◆ Exercise description ◆
From the entries below, gather each line containing the word "JSON".

◆ Supplied data ◆
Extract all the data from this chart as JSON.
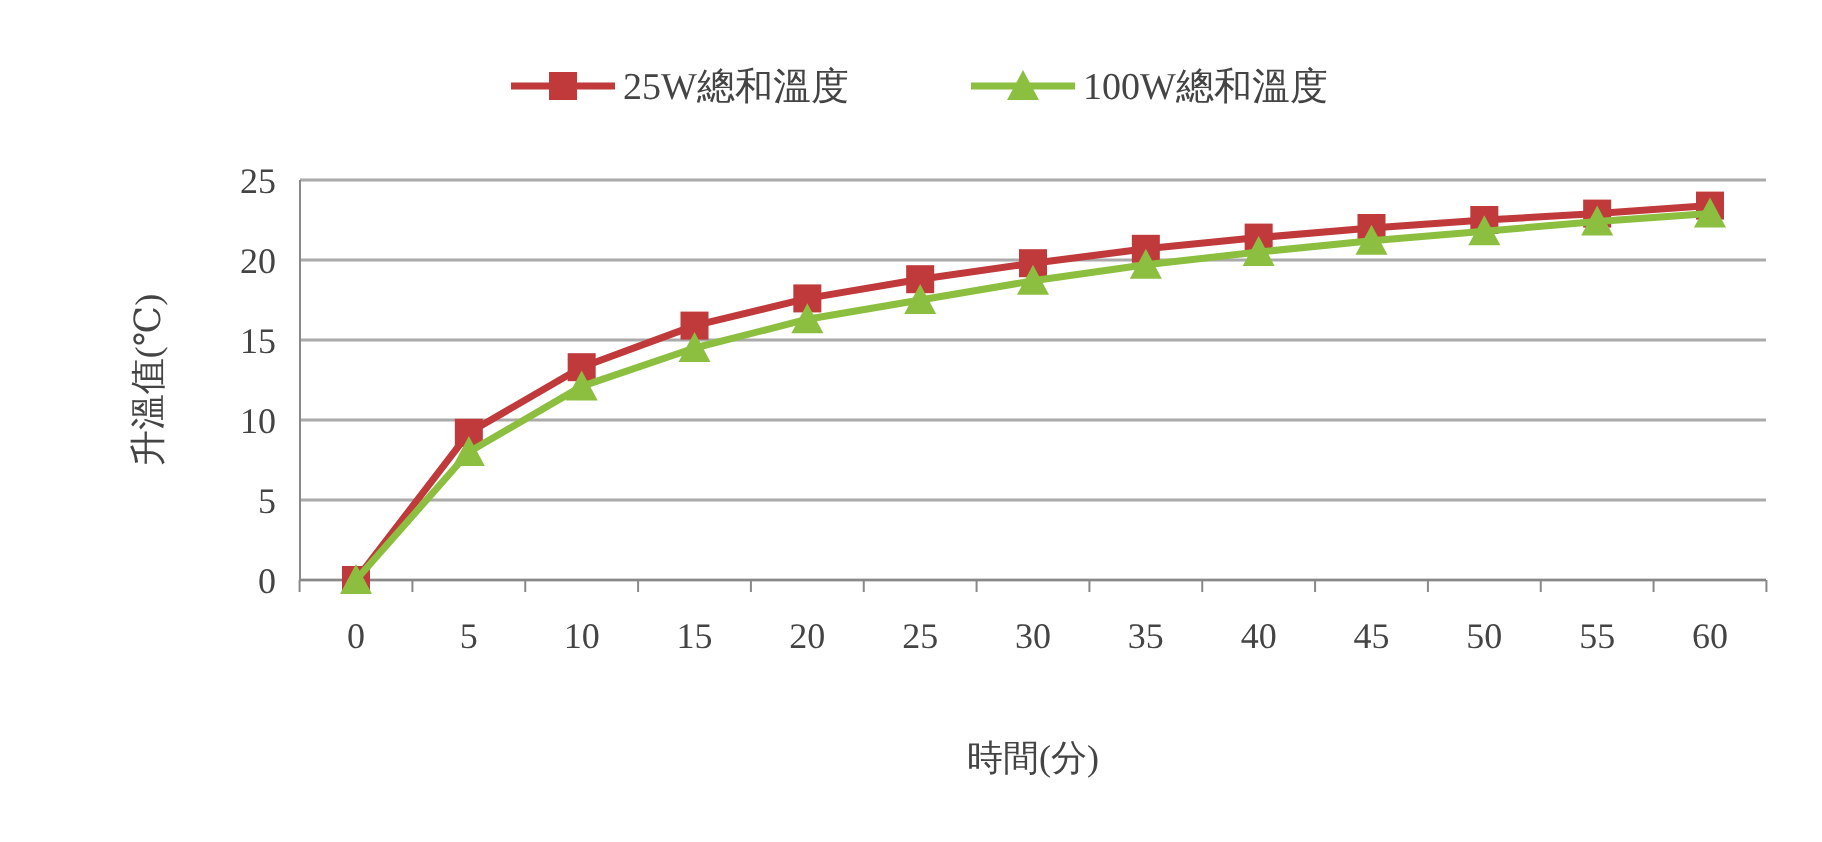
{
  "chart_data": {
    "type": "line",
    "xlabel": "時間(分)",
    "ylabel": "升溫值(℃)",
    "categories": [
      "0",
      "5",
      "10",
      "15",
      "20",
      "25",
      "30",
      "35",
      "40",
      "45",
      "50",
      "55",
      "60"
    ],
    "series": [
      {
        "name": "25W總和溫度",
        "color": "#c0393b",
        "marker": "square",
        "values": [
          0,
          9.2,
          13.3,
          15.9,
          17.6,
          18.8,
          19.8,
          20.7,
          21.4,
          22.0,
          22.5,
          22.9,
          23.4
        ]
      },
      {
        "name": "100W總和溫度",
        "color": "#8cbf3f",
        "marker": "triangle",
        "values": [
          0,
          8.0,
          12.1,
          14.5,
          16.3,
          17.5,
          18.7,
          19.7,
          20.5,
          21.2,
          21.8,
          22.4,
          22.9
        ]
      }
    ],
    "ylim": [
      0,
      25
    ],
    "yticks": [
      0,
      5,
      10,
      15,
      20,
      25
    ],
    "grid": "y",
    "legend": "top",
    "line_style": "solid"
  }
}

---

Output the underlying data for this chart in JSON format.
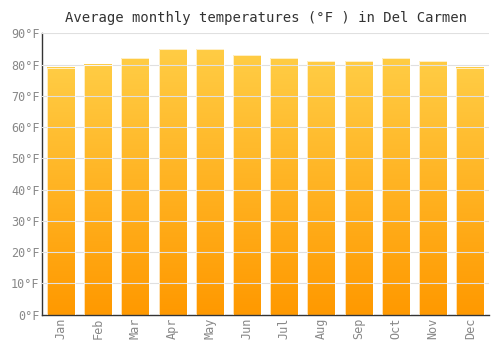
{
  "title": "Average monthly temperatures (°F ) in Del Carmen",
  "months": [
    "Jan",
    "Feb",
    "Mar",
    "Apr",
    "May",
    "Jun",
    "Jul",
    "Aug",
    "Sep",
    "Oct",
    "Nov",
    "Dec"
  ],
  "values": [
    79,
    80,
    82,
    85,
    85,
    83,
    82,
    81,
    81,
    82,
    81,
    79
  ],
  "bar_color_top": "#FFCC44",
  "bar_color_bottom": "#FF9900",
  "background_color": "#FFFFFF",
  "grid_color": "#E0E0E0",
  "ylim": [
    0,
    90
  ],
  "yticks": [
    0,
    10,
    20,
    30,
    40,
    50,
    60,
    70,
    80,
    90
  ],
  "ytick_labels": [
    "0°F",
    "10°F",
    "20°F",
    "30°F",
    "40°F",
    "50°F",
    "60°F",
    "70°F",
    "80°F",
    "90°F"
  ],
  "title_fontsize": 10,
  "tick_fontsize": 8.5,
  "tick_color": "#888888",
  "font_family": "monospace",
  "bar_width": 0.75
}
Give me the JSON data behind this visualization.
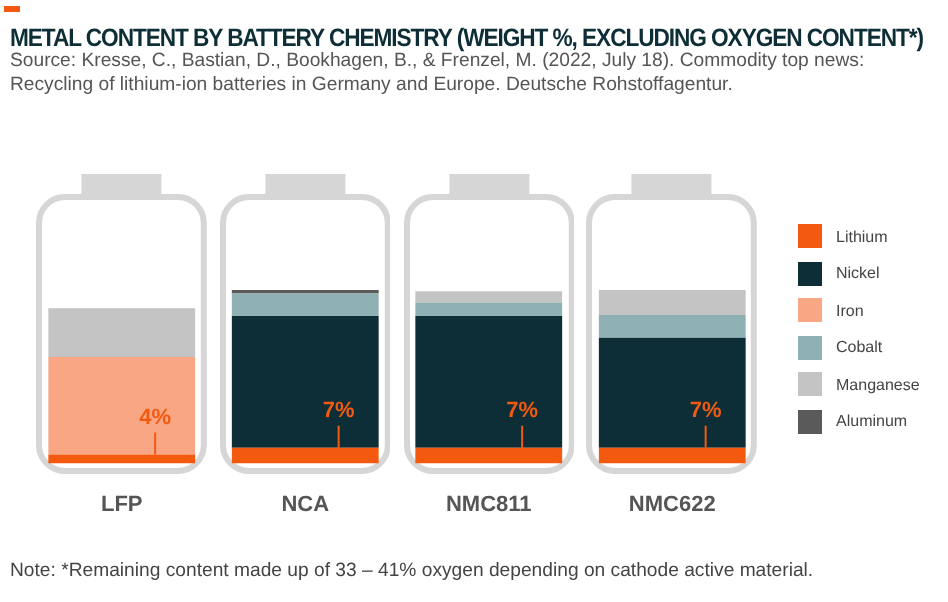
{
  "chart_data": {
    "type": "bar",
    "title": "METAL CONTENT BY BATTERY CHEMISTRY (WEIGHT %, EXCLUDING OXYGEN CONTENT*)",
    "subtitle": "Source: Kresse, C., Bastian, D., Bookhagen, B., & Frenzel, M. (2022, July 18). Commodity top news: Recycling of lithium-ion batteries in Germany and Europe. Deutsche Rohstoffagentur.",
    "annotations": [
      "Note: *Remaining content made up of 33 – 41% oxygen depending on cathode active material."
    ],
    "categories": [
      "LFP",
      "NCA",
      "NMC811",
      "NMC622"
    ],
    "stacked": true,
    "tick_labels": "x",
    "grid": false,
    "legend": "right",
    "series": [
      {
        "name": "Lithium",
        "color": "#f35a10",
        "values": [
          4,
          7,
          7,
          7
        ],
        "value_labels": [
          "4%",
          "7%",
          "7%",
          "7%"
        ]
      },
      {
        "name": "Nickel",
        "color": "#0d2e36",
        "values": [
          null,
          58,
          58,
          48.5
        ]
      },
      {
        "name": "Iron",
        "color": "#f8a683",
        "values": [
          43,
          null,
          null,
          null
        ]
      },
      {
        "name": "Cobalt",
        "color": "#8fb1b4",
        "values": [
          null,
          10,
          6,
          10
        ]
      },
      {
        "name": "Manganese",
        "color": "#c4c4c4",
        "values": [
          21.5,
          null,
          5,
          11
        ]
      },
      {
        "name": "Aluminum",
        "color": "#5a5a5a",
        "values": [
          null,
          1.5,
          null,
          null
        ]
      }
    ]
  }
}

==

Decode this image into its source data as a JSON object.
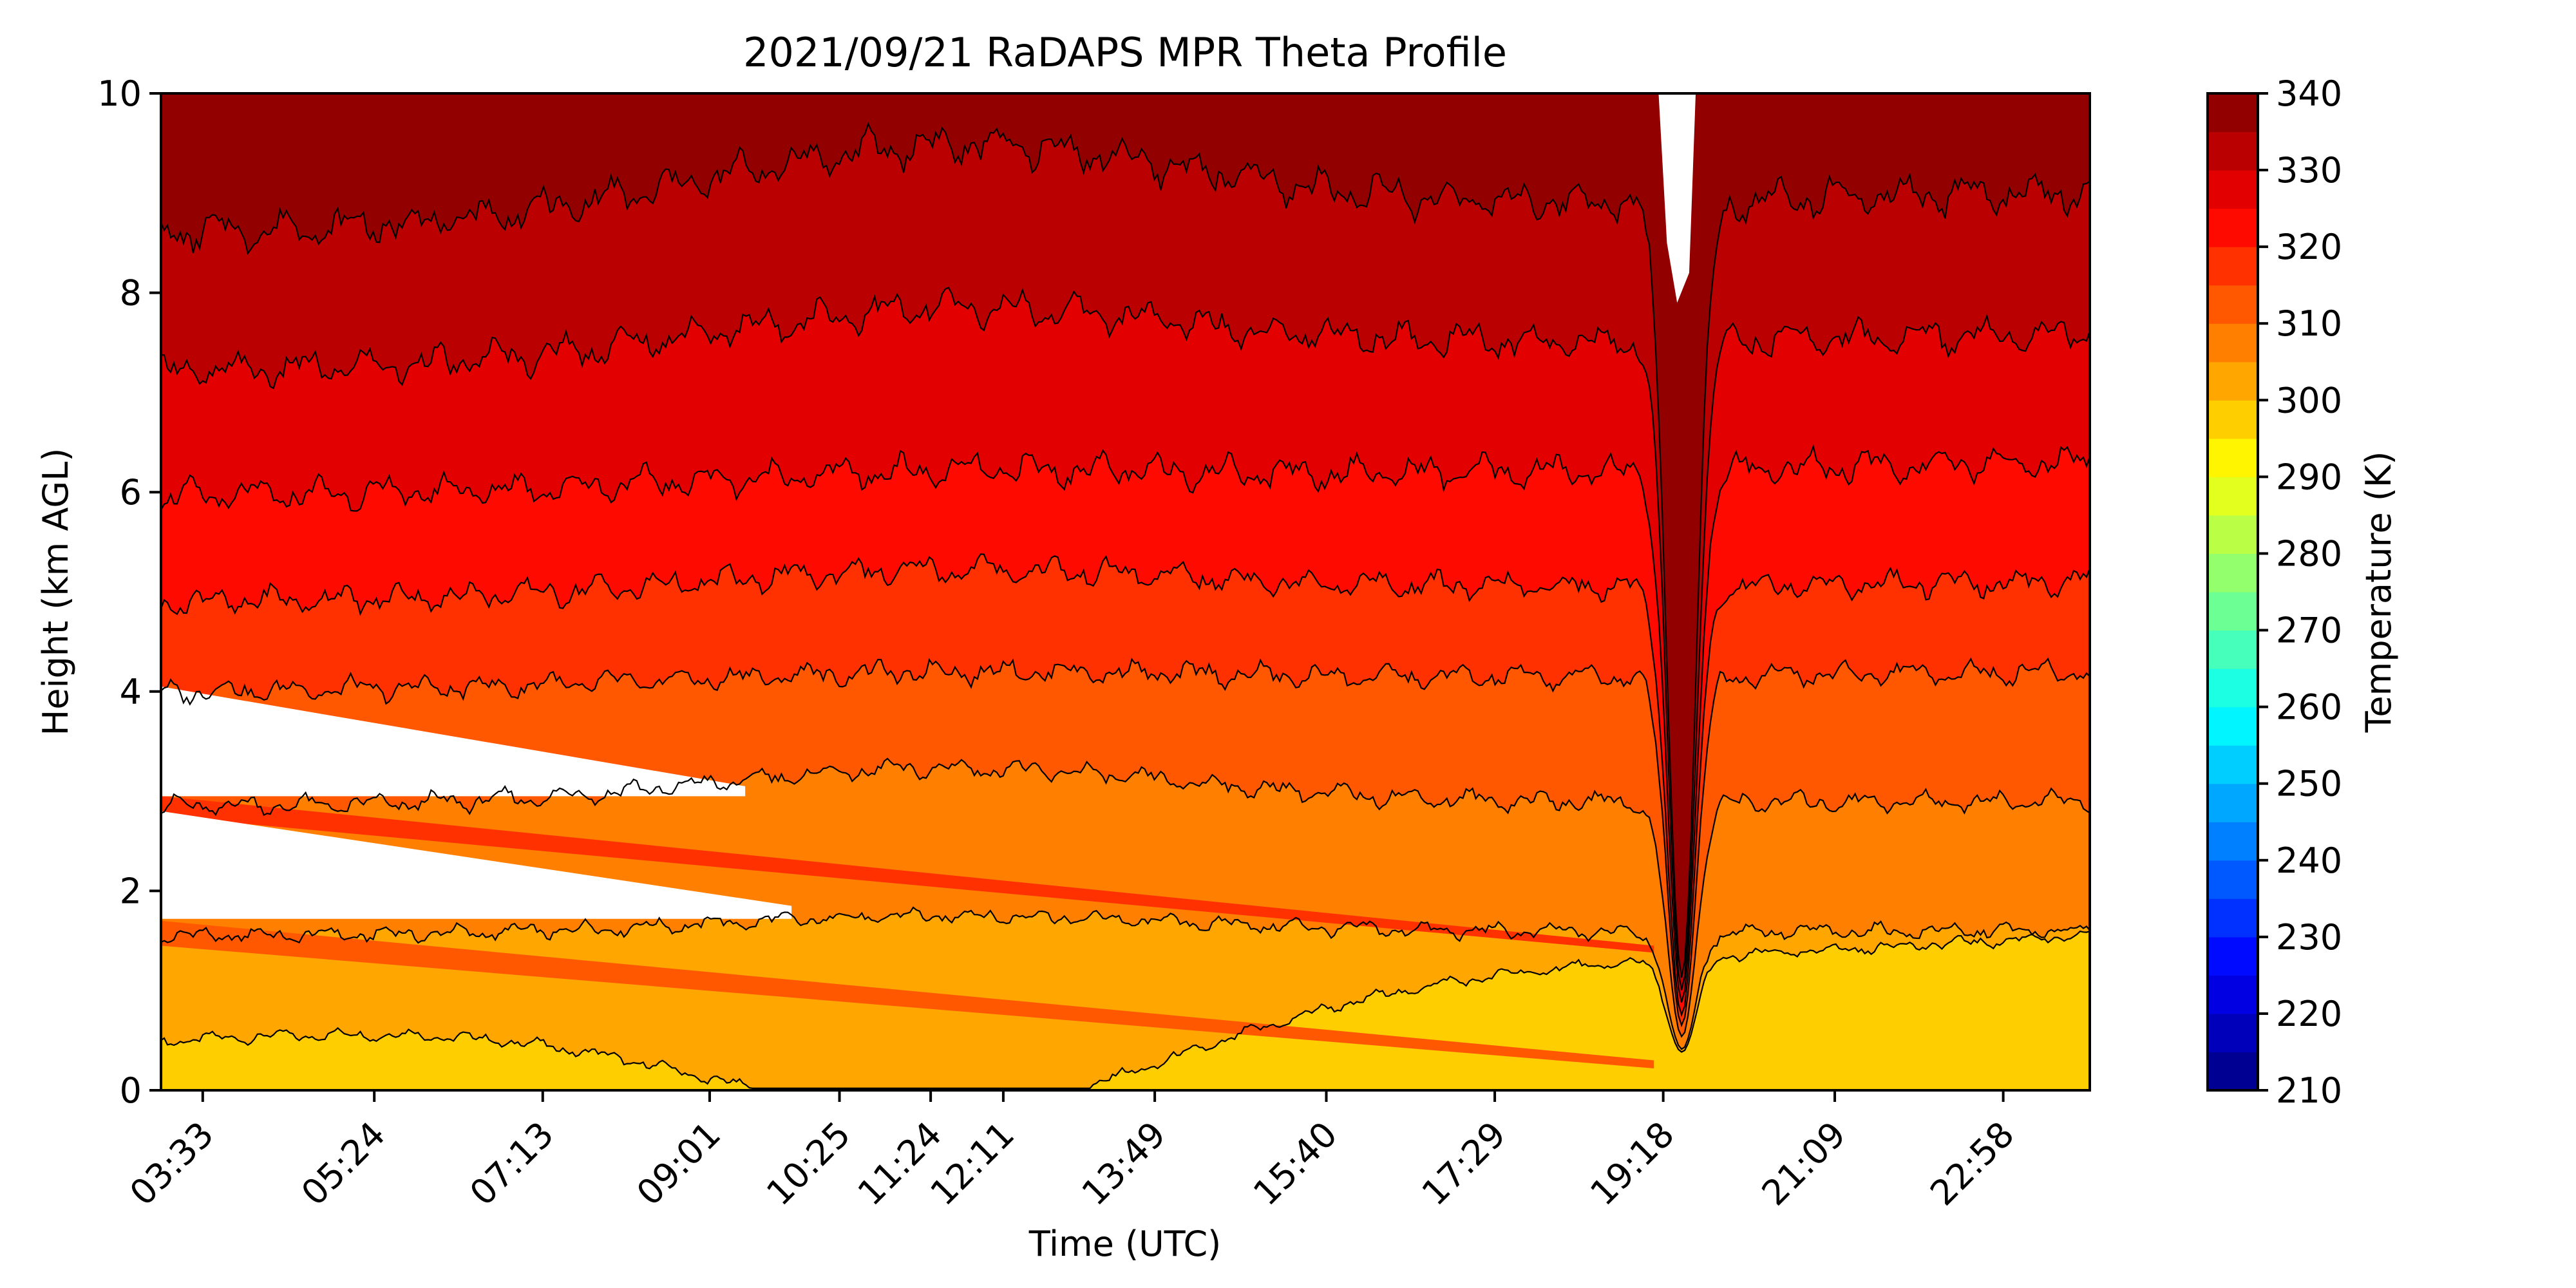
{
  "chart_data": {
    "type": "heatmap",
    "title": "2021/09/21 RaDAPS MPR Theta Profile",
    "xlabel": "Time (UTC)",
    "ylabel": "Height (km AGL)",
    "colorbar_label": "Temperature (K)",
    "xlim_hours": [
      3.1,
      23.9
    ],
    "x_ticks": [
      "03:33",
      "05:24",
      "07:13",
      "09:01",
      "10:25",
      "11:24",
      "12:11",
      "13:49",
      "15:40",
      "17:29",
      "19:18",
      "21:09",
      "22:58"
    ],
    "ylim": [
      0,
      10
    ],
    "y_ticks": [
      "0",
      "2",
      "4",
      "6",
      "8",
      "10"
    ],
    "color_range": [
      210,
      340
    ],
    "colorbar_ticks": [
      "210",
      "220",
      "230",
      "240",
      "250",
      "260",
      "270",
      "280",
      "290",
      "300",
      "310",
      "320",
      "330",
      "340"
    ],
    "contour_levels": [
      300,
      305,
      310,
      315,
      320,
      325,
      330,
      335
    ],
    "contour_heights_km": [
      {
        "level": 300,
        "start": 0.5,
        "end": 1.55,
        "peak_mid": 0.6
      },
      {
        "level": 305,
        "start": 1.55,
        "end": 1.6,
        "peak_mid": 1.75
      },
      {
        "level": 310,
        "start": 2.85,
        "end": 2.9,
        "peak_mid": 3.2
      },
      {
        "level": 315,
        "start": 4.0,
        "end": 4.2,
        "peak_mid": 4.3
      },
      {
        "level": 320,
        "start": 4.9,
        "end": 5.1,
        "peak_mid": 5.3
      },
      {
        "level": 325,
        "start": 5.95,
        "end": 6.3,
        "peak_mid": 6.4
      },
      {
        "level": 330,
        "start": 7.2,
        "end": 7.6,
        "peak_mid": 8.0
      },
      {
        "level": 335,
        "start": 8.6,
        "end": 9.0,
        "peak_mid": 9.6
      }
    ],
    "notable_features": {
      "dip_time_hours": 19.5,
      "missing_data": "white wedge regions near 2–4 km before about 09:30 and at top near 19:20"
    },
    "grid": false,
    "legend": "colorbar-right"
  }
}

◆ Task solution ◆
Extract all the data from this chart as JSON.
Output the underlying data for this chart in JSON format.
Give me the JSON data behind this visualization.
Decode this image into its source data as a JSON object.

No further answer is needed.